* _GIVEN REQUEST_
Write out all of the entries that follow, word for word, but skip the pictures.

* _TASK MATERIAL_
****************************************

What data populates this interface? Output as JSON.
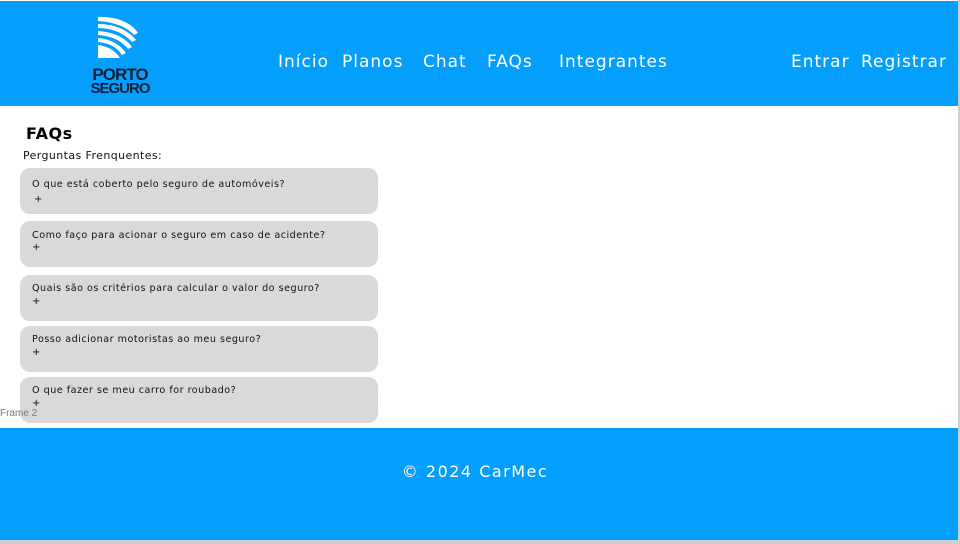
{
  "header": {
    "logo": {
      "line1": "PORTO",
      "line2": "SEGURO"
    },
    "nav": [
      "Início",
      "Planos",
      "Chat",
      "FAQs",
      "Integrantes"
    ],
    "auth": {
      "login": "Entrar",
      "register": "Registrar"
    }
  },
  "main": {
    "title": "FAQs",
    "subtitle": "Perguntas Frenquentes:",
    "faqs": [
      {
        "question": "O que está coberto pelo seguro de automóveis?",
        "toggle": "+"
      },
      {
        "question": "Como faço para acionar o seguro em caso de acidente?",
        "toggle": "+"
      },
      {
        "question": "Quais são os critérios para calcular o valor do seguro?",
        "toggle": "+"
      },
      {
        "question": "Posso adicionar motoristas ao meu seguro?",
        "toggle": "+"
      },
      {
        "question": "O que fazer se meu carro for roubado?",
        "toggle": "+"
      }
    ]
  },
  "frame_label": "Frame 2",
  "footer": {
    "copyright": "© 2024 CarMec"
  },
  "colors": {
    "brand_blue": "#049ffc",
    "faq_card": "#d9d9d9",
    "logo_dark": "#07213a"
  }
}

****************************************

* _RESULT FOR THIS EXERCISE_
What data populates this interface? Output as JSON.
{
  "header": {
    "logo": {
      "line1": "PORTO",
      "line2": "SEGURO"
    },
    "nav": [
      "Início",
      "Planos",
      "Chat",
      "FAQs",
      "Integrantes"
    ],
    "auth": {
      "login": "Entrar",
      "register": "Registrar"
    }
  },
  "main": {
    "title": "FAQs",
    "subtitle": "Perguntas Frenquentes:",
    "faqs": [
      {
        "question": "O que está coberto pelo seguro de automóveis?",
        "toggle": "+"
      },
      {
        "question": "Como faço para acionar o seguro em caso de acidente?",
        "toggle": "+"
      },
      {
        "question": "Quais são os critérios para calcular o valor do seguro?",
        "toggle": "+"
      },
      {
        "question": "Posso adicionar motoristas ao meu seguro?",
        "toggle": "+"
      },
      {
        "question": "O que fazer se meu carro for roubado?",
        "toggle": "+"
      }
    ]
  },
  "frame_label": "Frame 2",
  "footer": {
    "copyright": "© 2024 CarMec"
  },
  "colors": {
    "brand_blue": "#049ffc",
    "faq_card": "#d9d9d9",
    "logo_dark": "#07213a"
  }
}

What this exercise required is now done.